• JOB: Go through the data below. List every line that holds the word "text".

▶

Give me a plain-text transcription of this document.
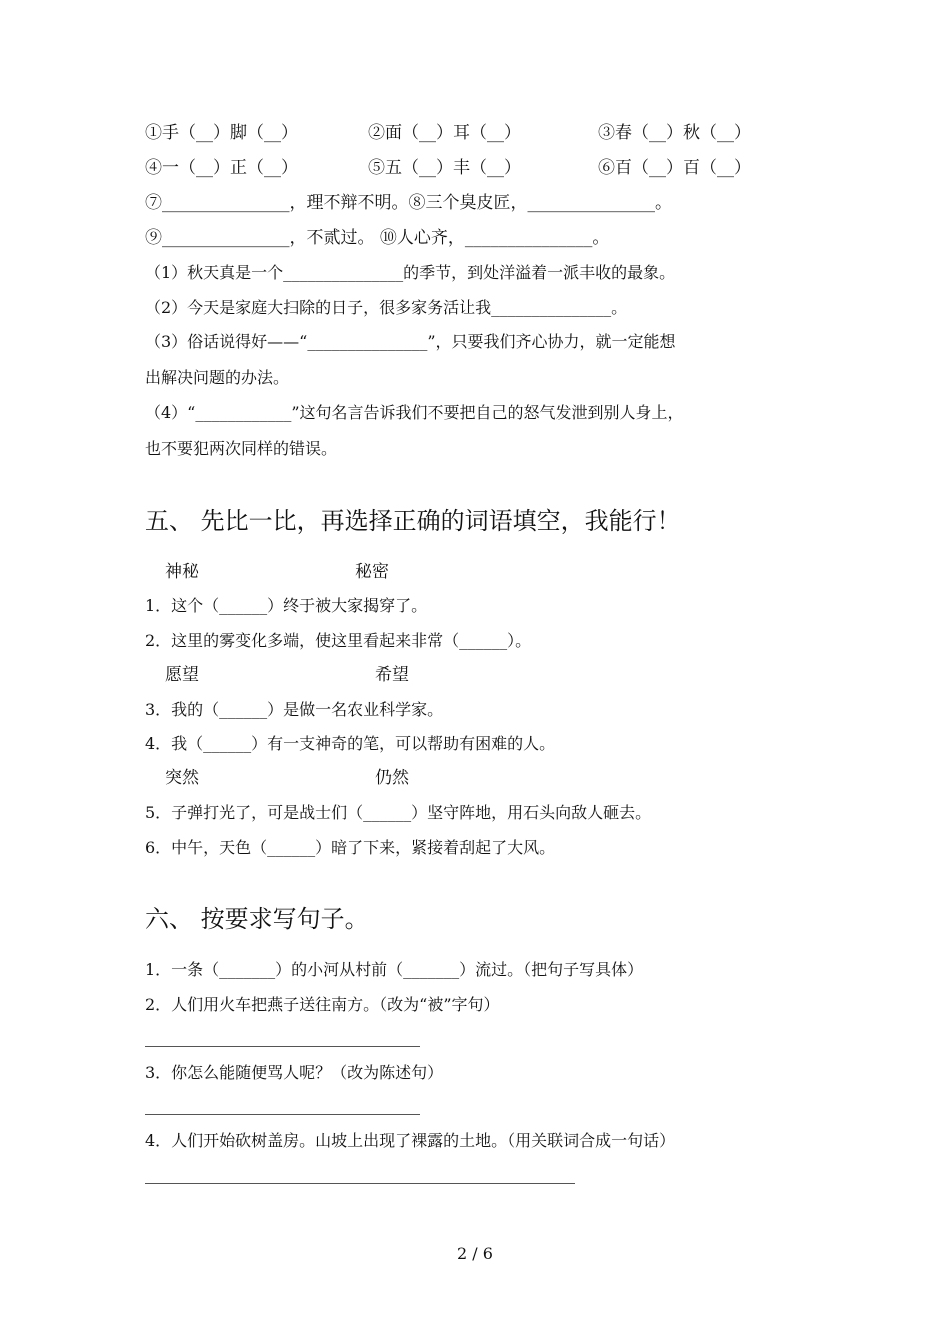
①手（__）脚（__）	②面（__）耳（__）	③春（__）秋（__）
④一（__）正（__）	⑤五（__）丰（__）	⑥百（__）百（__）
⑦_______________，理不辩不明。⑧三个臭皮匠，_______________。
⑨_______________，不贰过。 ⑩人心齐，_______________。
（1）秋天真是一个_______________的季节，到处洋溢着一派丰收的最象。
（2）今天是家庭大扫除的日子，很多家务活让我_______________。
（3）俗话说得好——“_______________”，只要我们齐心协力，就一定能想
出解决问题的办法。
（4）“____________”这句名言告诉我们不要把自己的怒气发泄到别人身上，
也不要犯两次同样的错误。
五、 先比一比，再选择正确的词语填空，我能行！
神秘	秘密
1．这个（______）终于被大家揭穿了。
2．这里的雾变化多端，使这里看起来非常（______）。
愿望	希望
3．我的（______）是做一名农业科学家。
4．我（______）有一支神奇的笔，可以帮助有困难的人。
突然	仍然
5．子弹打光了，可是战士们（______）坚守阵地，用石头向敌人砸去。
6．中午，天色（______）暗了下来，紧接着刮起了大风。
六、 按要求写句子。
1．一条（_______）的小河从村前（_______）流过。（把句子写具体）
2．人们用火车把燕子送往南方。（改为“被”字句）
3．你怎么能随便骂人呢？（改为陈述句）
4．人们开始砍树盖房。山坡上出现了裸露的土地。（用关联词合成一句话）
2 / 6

◀
▶

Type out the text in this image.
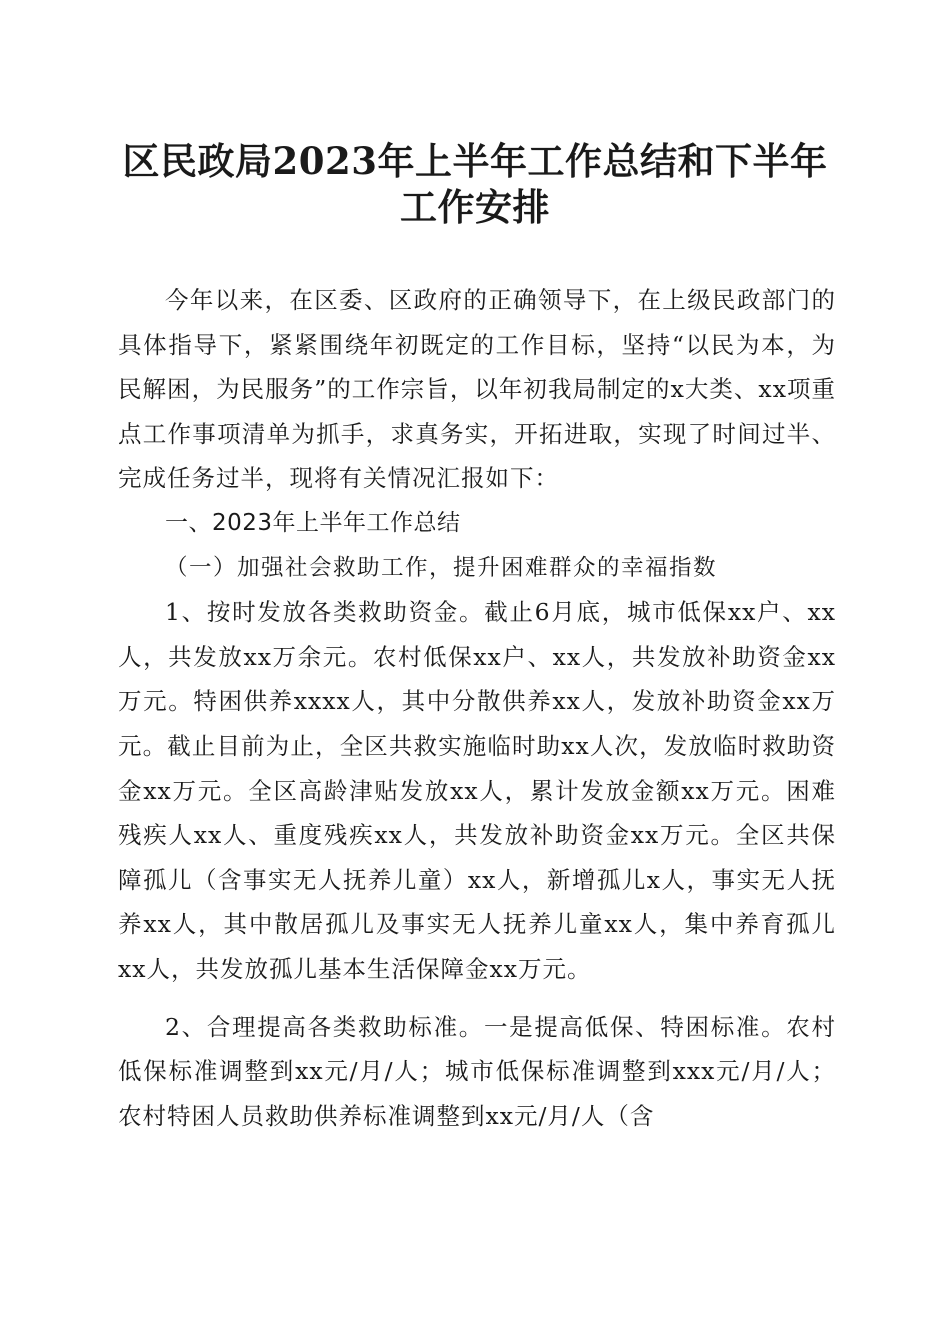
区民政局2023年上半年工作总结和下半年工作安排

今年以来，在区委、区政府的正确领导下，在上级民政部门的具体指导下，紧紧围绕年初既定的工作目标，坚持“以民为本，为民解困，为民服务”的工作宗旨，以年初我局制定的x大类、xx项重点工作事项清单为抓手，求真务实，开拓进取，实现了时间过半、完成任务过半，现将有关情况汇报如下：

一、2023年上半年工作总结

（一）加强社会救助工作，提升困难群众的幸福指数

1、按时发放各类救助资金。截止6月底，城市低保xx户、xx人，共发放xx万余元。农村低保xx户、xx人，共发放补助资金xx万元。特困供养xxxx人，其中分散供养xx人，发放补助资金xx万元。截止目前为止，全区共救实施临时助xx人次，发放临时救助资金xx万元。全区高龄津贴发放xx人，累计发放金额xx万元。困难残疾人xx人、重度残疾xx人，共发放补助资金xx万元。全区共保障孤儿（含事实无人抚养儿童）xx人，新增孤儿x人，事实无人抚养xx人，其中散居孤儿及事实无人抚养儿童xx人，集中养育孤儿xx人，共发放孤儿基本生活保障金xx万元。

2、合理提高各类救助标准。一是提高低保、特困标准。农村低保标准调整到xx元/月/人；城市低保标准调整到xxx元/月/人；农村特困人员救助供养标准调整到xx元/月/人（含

◀

• IN RESPONSE:
Give me a plain-text transcription of this document.
Type out the text in this image.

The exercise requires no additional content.